── Task material
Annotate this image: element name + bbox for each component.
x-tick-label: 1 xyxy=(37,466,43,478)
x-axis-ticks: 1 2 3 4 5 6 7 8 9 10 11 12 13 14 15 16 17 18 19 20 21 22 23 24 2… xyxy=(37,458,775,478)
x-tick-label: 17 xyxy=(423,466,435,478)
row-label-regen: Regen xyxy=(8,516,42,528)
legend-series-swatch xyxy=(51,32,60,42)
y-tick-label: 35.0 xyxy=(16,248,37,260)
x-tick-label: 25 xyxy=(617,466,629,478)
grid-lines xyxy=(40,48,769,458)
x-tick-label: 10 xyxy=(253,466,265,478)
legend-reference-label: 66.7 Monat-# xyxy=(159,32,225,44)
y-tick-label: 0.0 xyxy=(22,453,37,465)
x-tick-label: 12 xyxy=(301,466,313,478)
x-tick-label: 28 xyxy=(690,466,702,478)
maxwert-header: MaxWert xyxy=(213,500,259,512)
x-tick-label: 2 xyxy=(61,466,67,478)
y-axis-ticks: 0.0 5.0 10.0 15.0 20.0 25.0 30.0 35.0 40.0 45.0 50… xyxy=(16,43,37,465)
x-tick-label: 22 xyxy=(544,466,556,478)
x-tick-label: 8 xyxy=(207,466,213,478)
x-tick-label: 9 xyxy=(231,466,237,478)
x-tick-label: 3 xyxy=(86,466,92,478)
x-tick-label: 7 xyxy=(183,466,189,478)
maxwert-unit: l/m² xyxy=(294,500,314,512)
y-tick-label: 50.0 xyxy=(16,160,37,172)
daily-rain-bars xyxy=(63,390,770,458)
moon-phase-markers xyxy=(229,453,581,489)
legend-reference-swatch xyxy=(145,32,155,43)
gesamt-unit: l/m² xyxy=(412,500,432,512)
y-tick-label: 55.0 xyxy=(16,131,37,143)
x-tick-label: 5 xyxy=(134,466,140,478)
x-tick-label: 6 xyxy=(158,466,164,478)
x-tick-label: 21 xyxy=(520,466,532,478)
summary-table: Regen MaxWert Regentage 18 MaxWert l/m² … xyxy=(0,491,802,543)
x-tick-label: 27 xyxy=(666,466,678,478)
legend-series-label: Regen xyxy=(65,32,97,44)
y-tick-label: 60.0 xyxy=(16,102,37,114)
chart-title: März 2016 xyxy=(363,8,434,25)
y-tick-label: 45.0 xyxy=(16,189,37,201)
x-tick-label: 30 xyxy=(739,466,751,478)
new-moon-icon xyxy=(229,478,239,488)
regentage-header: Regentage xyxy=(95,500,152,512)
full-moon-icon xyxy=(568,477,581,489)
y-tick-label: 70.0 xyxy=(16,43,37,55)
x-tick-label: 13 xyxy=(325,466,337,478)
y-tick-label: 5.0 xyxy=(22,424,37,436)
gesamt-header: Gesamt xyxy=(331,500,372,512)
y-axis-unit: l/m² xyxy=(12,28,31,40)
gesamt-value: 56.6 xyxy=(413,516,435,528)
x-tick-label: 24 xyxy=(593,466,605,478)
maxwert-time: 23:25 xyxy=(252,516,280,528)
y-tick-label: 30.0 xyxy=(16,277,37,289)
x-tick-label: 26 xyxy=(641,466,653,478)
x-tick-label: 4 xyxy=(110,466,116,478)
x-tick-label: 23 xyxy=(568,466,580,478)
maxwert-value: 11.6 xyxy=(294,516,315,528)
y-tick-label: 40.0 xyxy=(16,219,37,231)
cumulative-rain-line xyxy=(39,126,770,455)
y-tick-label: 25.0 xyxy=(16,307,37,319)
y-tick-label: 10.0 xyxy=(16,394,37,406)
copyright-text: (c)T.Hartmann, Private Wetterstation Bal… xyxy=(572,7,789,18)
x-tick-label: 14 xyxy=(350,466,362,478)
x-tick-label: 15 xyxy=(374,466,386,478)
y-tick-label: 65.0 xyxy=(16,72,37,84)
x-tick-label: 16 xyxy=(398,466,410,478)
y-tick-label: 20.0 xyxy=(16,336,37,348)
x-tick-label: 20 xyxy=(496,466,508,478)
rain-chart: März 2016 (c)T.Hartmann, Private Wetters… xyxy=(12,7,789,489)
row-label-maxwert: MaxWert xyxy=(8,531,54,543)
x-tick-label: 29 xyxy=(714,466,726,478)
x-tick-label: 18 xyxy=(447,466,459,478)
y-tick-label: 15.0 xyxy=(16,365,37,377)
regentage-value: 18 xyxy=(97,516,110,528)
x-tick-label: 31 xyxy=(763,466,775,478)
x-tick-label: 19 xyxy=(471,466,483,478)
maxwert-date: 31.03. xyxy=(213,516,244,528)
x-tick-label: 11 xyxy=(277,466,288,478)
────
| Task directions |
Lay out every line of the entries above as a Markdown table with the columns Row and Entry line, numbering the rows and leaving out any blank lines.

| Expected output |
| Row | Entry line |
|---|---|
| 1 | Annotate this image: element name + bbox for each component. |
| 2 | x-tick-label: 1 xyxy=(37,466,43,478) |
| 3 | x-axis-ticks: 1 2 3 4 5 6 7 8 9 10 11 12 13 14 15 16 17 18 19 20 21 22 23 24 2… xyxy=(37,458,775,478) |
| 4 | x-tick-label: 17 xyxy=(423,466,435,478) |
| 5 | row-label-regen: Regen xyxy=(8,516,42,528) |
| 6 | legend-series-swatch xyxy=(51,32,60,42) |
| 7 | y-tick-label: 35.0 xyxy=(16,248,37,260) |
| 8 | x-tick-label: 25 xyxy=(617,466,629,478) |
| 9 | grid-lines xyxy=(40,48,769,458) |
| 10 | x-tick-label: 10 xyxy=(253,466,265,478) |
| 11 | legend-reference-label: 66.7 Monat-# xyxy=(159,32,225,44) |
| 12 | y-tick-label: 0.0 xyxy=(22,453,37,465) |
| 13 | x-tick-label: 12 xyxy=(301,466,313,478) |
| 14 | x-tick-label: 28 xyxy=(690,466,702,478) |
| 15 | maxwert-header: MaxWert xyxy=(213,500,259,512) |
| 16 | x-tick-label: 2 xyxy=(61,466,67,478) |
| 17 | y-axis-ticks: 0.0 5.0 10.0 15.0 20.0 25.0 30.0 35.0 40.0 45.0 50… xyxy=(16,43,37,465) |
| 18 | x-tick-label: 22 xyxy=(544,466,556,478) |
| 19 | x-tick-label: 8 xyxy=(207,466,213,478) |
| 20 | x-tick-label: 9 xyxy=(231,466,237,478) |
| 21 | x-tick-label: 3 xyxy=(86,466,92,478) |
| 22 | x-tick-label: 7 xyxy=(183,466,189,478) |
| 23 | maxwert-unit: l/m² xyxy=(294,500,314,512) |
| 24 | y-tick-label: 50.0 xyxy=(16,160,37,172) |
| 25 | daily-rain-bars xyxy=(63,390,770,458) |
| 26 | moon-phase-markers xyxy=(229,453,581,489) |
| 27 | legend-reference-swatch xyxy=(145,32,155,43) |
| 28 | gesamt-unit: l/m² xyxy=(412,500,432,512) |
| 29 | y-tick-label: 55.0 xyxy=(16,131,37,143) |
| 30 | x-tick-label: 5 xyxy=(134,466,140,478) |
| 31 | x-tick-label: 6 xyxy=(158,466,164,478) |
| 32 | x-tick-label: 21 xyxy=(520,466,532,478) |
| 33 | summary-table: Regen MaxWert Regentage 18 MaxWert l/m² … xyxy=(0,491,802,543) |
| 34 | x-tick-label: 27 xyxy=(666,466,678,478) |
| 35 | legend-series-label: Regen xyxy=(65,32,97,44) |
| 36 | y-tick-label: 60.0 xyxy=(16,102,37,114) |
| 37 | chart-title: März 2016 xyxy=(363,8,434,25) |
| 38 | y-tick-label: 45.0 xyxy=(16,189,37,201) |
| 39 | x-tick-label: 30 xyxy=(739,466,751,478) |
| 40 | new-moon-icon xyxy=(229,478,239,488) |
| 41 | regentage-header: Regentage xyxy=(95,500,152,512) |
| 42 | full-moon-icon xyxy=(568,477,581,489) |
| 43 | y-tick-label: 70.0 xyxy=(16,43,37,55) |
| 44 | x-tick-label: 13 xyxy=(325,466,337,478) |
| 45 | y-tick-label: 5.0 xyxy=(22,424,37,436) |
| 46 | gesamt-header: Gesamt xyxy=(331,500,372,512) |
| 47 | y-axis-unit: l/m² xyxy=(12,28,31,40) |
| 48 | gesamt-value: 56.6 xyxy=(413,516,435,528) |
| 49 | x-tick-label: 24 xyxy=(593,466,605,478) |
| 50 | maxwert-time: 23:25 xyxy=(252,516,280,528) |
| 51 | y-tick-label: 30.0 xyxy=(16,277,37,289) |
| 52 | x-tick-label: 26 xyxy=(641,466,653,478) |
| 53 | x-tick-label: 4 xyxy=(110,466,116,478) |
| 54 | x-tick-label: 23 xyxy=(568,466,580,478) |
| 55 | maxwert-value: 11.6 xyxy=(294,516,315,528) |
| 56 | y-tick-label: 40.0 xyxy=(16,219,37,231) |
| 57 | cumulative-rain-line xyxy=(39,126,770,455) |
| 58 | y-tick-label: 25.0 xyxy=(16,307,37,319) |
| 59 | y-tick-label: 10.0 xyxy=(16,394,37,406) |
| 60 | copyright-text: (c)T.Hartmann, Private Wetterstation Bal… xyxy=(572,7,789,18) |
| 61 | x-tick-label: 14 xyxy=(350,466,362,478) |
| 62 | x-tick-label: 15 xyxy=(374,466,386,478) |
| 63 | y-tick-label: 65.0 xyxy=(16,72,37,84) |
| 64 | x-tick-label: 16 xyxy=(398,466,410,478) |
| 65 | y-tick-label: 20.0 xyxy=(16,336,37,348) |
| 66 | x-tick-label: 20 xyxy=(496,466,508,478) |
| 67 | rain-chart: März 2016 (c)T.Hartmann, Private Wetters… xyxy=(12,7,789,489) |
| 68 | row-label-maxwert: MaxWert xyxy=(8,531,54,543) |
| 69 | x-tick-label: 29 xyxy=(714,466,726,478) |
| 70 | x-tick-label: 18 xyxy=(447,466,459,478) |
| 71 | y-tick-label: 15.0 xyxy=(16,365,37,377) |
| 72 | regentage-value: 18 xyxy=(97,516,110,528) |
| 73 | x-tick-label: 31 xyxy=(763,466,775,478) |
| 74 | x-tick-label: 19 xyxy=(471,466,483,478) |
| 75 | maxwert-date: 31.03. xyxy=(213,516,244,528) |
| 76 | x-tick-label: 11 xyxy=(277,466,288,478) |